= TASK OBJECTIVE =
Extract every line that contains the word "ylabel".
[EXCERPTED RECORDS start]
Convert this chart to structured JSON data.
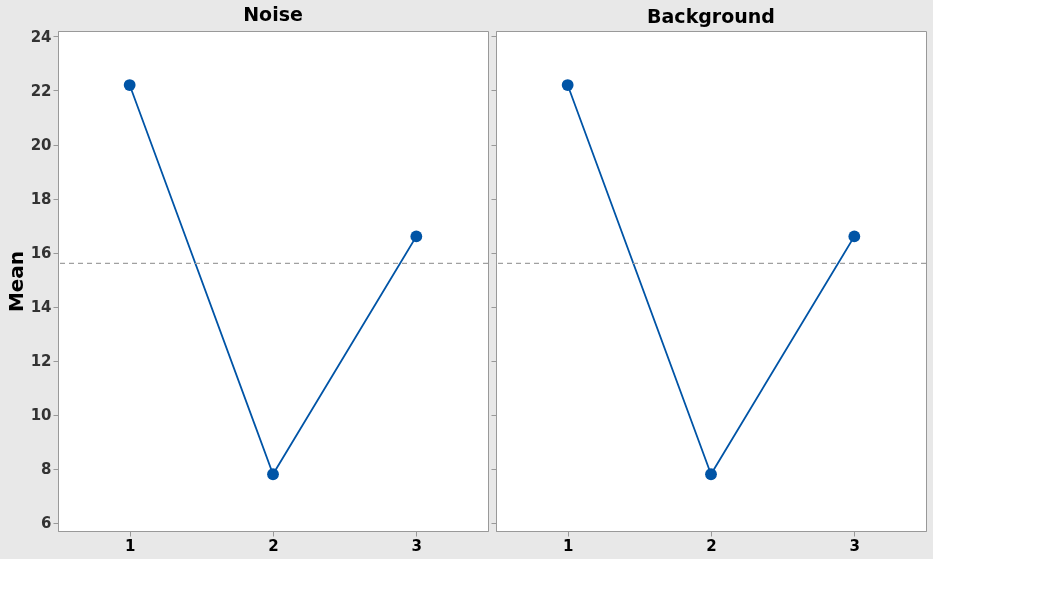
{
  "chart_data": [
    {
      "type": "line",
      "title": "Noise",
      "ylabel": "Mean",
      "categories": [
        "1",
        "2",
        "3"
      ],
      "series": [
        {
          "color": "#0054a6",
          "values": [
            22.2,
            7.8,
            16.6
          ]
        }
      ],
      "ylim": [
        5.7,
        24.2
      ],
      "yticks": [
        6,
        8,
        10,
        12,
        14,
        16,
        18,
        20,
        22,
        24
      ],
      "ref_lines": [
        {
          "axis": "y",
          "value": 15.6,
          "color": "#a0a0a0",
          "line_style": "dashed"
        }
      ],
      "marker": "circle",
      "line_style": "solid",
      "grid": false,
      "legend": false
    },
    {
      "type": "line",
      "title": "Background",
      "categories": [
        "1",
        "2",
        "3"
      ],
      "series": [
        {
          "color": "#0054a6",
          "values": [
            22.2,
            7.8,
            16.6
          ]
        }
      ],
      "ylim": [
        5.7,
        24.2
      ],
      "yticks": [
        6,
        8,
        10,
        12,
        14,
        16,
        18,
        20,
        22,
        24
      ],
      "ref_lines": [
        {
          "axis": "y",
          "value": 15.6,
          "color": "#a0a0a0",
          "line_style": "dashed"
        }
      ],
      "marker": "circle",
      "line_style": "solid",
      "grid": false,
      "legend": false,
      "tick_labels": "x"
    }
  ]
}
[EXCERPTED RECORDS end]
[EXCERPTED RECORDS start]
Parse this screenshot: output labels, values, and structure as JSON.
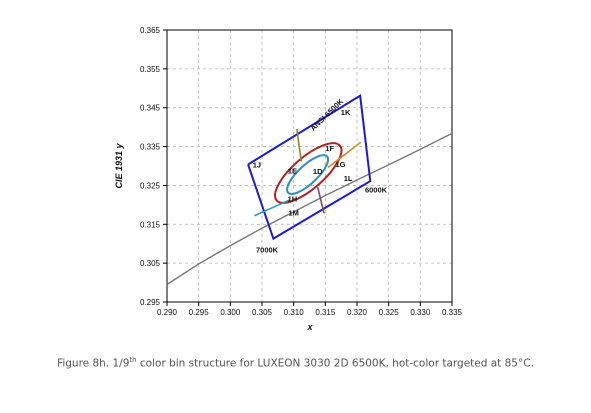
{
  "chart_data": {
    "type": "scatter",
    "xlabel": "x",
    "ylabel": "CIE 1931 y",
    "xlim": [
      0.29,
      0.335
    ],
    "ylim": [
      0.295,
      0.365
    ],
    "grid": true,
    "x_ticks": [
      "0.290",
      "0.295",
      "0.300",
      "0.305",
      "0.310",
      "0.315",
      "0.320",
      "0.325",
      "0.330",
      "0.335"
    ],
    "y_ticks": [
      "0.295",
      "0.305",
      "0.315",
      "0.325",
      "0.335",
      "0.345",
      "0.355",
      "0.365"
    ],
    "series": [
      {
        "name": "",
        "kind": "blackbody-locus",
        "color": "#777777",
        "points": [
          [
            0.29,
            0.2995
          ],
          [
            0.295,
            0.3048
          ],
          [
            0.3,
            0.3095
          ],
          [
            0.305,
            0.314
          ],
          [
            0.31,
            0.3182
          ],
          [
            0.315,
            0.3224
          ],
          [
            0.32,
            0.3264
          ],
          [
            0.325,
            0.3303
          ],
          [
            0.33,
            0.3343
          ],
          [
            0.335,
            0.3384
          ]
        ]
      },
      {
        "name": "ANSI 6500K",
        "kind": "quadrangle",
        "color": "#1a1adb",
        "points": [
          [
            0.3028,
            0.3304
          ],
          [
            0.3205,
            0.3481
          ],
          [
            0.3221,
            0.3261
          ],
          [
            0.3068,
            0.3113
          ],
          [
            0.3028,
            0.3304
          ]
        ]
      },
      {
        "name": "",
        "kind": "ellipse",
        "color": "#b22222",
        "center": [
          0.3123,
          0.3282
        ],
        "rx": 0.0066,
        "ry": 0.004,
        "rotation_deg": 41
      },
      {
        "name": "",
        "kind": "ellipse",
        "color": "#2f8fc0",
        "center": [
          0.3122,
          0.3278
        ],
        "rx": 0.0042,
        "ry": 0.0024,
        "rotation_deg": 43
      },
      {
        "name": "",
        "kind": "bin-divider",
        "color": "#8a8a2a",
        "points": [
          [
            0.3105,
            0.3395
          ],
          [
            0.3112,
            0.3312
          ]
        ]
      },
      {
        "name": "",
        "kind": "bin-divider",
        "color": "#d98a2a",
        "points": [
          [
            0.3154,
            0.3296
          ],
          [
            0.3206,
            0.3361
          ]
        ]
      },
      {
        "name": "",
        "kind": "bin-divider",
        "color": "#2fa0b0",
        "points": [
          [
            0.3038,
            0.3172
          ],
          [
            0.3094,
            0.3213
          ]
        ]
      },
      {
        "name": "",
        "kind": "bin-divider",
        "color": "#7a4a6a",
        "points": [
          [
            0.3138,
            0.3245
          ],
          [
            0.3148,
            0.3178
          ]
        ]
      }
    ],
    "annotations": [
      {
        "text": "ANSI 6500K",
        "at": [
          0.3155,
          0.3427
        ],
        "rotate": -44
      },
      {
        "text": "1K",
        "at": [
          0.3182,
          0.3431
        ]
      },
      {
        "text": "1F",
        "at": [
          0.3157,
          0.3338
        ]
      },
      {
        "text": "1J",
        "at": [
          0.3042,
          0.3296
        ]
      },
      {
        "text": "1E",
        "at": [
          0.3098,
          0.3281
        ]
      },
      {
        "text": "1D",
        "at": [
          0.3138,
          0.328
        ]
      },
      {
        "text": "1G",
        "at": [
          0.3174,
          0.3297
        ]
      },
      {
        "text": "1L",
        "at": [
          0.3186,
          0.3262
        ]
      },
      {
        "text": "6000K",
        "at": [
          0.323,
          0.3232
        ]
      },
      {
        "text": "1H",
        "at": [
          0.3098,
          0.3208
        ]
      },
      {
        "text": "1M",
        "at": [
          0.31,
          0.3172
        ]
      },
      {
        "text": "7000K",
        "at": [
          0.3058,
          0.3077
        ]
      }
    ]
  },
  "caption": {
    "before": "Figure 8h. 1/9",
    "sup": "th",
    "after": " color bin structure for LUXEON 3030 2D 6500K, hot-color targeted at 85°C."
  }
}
[EXCERPTED RECORDS end]
[EXCERPTED RECORDS start]
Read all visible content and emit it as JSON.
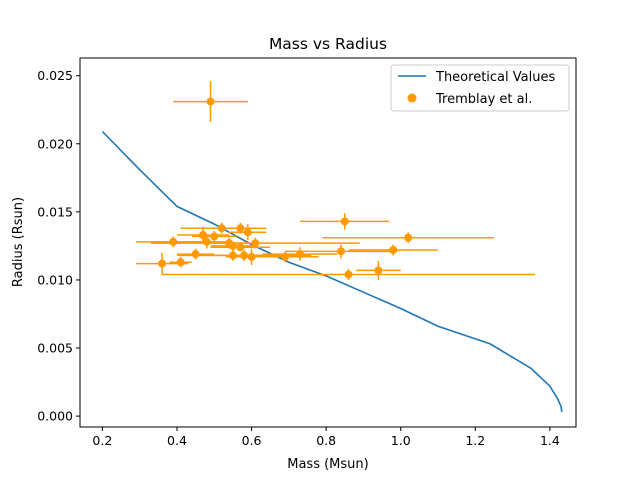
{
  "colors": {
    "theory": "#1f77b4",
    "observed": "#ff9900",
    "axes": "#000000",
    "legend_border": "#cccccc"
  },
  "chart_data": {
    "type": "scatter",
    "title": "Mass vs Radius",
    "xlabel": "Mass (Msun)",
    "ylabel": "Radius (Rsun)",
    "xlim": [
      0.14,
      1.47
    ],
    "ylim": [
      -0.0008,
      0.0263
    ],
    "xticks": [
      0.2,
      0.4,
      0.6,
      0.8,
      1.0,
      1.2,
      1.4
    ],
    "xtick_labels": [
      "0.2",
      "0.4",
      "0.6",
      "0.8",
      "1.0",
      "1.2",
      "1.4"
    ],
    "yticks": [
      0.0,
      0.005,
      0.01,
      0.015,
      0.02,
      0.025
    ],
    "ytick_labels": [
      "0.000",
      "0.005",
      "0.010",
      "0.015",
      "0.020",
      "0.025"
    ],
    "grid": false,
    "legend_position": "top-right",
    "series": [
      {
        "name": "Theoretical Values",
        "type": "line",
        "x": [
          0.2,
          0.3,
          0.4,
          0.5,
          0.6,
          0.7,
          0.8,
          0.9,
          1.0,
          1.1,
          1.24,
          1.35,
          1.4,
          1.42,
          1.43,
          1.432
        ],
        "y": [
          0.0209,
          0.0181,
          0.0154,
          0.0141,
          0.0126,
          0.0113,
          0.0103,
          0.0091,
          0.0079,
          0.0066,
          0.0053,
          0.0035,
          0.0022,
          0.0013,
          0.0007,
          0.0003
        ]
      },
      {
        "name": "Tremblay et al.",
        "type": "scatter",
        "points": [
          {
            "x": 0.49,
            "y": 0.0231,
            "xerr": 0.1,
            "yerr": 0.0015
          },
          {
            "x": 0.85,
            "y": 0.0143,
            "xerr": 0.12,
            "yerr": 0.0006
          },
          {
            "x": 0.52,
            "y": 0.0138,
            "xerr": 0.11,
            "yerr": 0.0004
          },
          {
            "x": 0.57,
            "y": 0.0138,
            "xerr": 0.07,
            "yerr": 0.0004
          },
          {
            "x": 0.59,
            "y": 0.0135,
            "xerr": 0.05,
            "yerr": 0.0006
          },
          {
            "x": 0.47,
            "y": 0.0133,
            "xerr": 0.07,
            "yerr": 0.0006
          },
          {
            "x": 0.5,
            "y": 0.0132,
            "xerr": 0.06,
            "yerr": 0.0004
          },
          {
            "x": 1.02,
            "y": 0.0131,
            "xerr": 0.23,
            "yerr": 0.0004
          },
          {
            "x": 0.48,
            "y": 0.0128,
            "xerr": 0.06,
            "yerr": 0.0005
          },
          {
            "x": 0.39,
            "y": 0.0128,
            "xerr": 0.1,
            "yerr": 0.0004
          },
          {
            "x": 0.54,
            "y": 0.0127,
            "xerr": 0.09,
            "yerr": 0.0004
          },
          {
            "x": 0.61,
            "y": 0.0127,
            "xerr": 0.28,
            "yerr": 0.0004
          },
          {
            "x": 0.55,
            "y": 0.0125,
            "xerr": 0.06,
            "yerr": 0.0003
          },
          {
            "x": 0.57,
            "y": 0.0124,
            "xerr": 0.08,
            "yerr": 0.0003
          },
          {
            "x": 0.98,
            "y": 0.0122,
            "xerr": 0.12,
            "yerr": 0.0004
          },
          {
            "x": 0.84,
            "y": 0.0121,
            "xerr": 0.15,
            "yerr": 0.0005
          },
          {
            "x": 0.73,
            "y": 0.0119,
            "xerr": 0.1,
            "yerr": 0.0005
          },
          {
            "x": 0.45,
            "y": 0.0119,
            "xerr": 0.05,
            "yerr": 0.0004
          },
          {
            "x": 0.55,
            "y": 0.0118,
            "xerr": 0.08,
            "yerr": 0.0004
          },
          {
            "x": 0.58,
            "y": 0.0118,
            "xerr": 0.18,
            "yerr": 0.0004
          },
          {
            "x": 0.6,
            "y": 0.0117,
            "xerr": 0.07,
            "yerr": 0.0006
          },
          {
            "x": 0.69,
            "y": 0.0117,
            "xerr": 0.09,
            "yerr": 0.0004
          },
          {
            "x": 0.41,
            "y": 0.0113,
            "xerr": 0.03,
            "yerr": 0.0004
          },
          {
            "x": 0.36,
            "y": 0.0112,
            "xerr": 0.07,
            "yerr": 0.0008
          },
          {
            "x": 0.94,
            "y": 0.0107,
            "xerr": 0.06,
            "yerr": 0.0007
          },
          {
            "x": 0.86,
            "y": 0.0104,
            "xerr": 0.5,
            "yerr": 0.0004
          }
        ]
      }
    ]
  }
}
[EXCERPTED RECORDS end]
= SOLUTION =
      "ylabel": "Mean",
    "ylabel": "CIE 1931 y",
    "ylabel": "Radius (Rsun)",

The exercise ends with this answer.